What the exercise asks> Search the records for the word "Ford" and pick out every line that has it.

Source data>
** Start **

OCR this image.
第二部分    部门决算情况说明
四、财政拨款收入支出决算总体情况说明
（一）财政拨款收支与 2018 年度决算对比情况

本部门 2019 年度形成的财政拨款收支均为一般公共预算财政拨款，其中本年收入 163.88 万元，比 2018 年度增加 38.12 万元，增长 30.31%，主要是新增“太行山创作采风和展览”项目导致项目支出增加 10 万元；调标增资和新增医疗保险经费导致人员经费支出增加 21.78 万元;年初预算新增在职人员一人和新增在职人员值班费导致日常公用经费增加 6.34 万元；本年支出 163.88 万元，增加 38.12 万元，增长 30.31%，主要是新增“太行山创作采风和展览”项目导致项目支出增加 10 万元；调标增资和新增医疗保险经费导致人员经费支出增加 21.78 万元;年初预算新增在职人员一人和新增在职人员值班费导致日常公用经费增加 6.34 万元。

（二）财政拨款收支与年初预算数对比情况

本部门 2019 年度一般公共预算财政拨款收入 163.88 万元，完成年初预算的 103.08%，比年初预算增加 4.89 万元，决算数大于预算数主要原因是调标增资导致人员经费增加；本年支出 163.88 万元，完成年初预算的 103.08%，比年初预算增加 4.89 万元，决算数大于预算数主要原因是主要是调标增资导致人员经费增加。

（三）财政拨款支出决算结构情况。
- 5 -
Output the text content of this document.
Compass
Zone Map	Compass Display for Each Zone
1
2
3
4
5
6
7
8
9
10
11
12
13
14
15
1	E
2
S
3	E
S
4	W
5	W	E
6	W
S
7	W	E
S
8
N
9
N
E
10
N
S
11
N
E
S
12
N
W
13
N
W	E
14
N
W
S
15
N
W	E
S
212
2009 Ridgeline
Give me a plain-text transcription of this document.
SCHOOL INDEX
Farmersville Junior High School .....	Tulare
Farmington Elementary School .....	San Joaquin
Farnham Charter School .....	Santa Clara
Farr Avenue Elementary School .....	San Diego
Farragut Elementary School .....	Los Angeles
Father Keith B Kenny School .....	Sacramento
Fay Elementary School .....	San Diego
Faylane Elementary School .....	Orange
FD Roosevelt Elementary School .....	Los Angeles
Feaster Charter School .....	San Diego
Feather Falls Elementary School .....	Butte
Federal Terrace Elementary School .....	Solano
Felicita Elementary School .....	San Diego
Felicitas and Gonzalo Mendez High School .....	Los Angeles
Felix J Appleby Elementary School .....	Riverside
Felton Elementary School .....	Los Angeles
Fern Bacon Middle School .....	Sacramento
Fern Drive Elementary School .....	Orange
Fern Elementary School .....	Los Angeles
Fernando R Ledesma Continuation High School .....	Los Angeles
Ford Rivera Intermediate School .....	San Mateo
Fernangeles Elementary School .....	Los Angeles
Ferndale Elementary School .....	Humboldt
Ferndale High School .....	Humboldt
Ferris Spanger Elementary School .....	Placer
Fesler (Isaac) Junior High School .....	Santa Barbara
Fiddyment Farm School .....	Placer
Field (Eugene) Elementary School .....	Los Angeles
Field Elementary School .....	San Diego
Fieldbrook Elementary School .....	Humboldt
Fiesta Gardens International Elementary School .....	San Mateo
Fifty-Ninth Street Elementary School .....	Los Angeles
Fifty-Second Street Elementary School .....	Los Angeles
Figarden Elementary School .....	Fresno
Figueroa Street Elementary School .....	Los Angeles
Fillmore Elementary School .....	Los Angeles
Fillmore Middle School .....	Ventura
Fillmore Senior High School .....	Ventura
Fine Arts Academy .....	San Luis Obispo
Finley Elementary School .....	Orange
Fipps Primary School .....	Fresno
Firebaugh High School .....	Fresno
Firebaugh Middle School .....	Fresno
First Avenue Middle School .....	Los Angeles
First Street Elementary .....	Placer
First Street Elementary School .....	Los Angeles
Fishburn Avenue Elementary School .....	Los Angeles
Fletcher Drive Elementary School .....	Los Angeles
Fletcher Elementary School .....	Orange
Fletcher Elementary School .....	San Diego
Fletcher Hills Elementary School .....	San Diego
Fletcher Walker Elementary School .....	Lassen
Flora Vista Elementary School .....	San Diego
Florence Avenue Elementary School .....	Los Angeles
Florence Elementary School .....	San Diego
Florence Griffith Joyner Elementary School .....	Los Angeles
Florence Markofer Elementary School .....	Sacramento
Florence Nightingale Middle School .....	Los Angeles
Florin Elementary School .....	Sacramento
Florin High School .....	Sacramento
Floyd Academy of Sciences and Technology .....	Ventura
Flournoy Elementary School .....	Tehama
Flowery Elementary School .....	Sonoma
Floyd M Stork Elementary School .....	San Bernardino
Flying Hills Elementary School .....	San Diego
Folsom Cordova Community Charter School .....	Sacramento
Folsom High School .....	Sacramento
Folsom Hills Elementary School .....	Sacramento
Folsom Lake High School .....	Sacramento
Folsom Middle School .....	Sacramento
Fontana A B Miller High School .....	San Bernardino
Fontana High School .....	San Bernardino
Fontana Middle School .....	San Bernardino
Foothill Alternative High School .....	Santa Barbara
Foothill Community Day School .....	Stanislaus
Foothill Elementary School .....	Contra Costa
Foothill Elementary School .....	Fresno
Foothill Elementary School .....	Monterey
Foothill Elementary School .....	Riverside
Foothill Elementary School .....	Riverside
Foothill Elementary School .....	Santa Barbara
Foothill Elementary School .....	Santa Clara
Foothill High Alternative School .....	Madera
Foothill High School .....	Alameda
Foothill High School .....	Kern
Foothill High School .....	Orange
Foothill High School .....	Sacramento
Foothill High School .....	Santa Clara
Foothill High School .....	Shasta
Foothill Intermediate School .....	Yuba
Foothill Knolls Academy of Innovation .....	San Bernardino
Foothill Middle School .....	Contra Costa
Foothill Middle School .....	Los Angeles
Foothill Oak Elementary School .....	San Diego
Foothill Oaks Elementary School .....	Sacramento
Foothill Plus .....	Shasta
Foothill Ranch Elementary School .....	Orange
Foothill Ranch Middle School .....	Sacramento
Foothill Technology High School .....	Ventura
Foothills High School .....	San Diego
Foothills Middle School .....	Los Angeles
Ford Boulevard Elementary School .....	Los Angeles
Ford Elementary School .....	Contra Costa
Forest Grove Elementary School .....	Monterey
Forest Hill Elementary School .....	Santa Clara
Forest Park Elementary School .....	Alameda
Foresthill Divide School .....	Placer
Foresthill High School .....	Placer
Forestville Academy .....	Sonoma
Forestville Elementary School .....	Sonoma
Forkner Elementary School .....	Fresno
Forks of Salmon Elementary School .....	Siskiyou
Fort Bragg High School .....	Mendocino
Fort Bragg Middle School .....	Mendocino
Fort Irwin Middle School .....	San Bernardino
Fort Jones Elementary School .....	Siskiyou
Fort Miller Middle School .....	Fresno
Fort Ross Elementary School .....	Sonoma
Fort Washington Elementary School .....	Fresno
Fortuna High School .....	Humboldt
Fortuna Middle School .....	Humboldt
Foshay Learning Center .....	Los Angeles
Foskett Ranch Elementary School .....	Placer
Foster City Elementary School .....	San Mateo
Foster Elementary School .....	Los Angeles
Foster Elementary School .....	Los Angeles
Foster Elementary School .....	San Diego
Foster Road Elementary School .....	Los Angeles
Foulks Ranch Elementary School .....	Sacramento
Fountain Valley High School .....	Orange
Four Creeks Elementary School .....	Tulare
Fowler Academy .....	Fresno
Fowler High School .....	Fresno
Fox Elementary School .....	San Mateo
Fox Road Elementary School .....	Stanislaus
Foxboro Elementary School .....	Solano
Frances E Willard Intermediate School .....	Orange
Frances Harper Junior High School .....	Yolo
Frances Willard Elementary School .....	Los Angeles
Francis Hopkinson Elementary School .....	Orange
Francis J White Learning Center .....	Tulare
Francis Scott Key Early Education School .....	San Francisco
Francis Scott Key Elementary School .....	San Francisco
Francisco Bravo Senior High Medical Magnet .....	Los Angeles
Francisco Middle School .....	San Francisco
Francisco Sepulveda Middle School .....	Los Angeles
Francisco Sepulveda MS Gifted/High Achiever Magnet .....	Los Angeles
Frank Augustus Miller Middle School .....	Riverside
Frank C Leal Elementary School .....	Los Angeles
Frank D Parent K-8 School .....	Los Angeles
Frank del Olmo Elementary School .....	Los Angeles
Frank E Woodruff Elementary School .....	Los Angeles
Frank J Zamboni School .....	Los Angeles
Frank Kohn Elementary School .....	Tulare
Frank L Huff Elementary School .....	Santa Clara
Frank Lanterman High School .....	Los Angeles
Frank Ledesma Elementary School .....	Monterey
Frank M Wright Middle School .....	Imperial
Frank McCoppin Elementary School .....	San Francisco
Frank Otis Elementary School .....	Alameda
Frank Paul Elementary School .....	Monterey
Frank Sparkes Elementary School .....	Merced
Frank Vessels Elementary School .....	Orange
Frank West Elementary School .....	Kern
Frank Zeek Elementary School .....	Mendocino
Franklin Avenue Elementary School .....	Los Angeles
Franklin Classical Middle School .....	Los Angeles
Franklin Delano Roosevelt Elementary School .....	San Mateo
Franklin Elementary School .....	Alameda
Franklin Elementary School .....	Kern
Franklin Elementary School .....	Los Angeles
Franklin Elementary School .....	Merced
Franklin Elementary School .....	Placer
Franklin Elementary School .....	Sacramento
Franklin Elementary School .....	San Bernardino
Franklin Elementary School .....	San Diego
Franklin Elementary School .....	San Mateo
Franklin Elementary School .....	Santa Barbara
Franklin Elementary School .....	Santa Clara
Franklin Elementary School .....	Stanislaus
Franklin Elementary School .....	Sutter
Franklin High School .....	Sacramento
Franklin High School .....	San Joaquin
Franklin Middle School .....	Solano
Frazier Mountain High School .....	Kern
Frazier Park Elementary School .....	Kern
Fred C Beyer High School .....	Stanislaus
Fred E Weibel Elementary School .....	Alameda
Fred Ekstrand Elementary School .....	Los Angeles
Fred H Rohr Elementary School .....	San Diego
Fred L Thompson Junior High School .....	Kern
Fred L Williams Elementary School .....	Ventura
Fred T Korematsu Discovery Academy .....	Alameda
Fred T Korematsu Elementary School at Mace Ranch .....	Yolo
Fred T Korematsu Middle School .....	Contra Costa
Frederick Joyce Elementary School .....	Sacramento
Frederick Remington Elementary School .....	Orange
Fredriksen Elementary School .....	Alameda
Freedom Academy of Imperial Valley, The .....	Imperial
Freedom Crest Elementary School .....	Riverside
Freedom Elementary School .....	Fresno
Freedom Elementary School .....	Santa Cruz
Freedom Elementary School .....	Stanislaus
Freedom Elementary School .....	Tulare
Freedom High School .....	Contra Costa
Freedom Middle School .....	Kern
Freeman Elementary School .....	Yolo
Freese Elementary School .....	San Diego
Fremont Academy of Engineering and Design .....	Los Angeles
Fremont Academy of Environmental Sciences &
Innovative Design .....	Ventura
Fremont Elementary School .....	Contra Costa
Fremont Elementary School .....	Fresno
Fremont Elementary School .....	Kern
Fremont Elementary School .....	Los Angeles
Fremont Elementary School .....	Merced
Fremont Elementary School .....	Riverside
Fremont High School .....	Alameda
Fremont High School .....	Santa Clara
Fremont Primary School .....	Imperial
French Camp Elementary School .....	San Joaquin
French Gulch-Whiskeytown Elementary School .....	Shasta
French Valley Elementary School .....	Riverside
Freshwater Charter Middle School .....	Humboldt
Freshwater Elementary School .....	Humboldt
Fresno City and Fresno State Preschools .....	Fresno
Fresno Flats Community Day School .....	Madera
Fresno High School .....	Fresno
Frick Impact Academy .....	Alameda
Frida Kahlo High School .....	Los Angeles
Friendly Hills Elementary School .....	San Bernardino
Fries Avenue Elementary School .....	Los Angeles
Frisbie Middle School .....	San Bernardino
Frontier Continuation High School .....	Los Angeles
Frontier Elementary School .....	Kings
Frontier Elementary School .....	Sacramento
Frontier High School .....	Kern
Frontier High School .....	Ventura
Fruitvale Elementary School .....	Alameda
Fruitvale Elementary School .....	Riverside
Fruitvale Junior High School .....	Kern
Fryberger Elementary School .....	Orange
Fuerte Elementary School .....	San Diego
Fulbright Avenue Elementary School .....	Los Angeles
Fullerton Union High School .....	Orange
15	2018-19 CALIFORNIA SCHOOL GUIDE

** End **

Solution to the problem>
Ford Rivera Intermediate School .....	San Mateo
Ford Boulevard Elementary School .....	Los Angeles
Ford Elementary School .....	Contra Costa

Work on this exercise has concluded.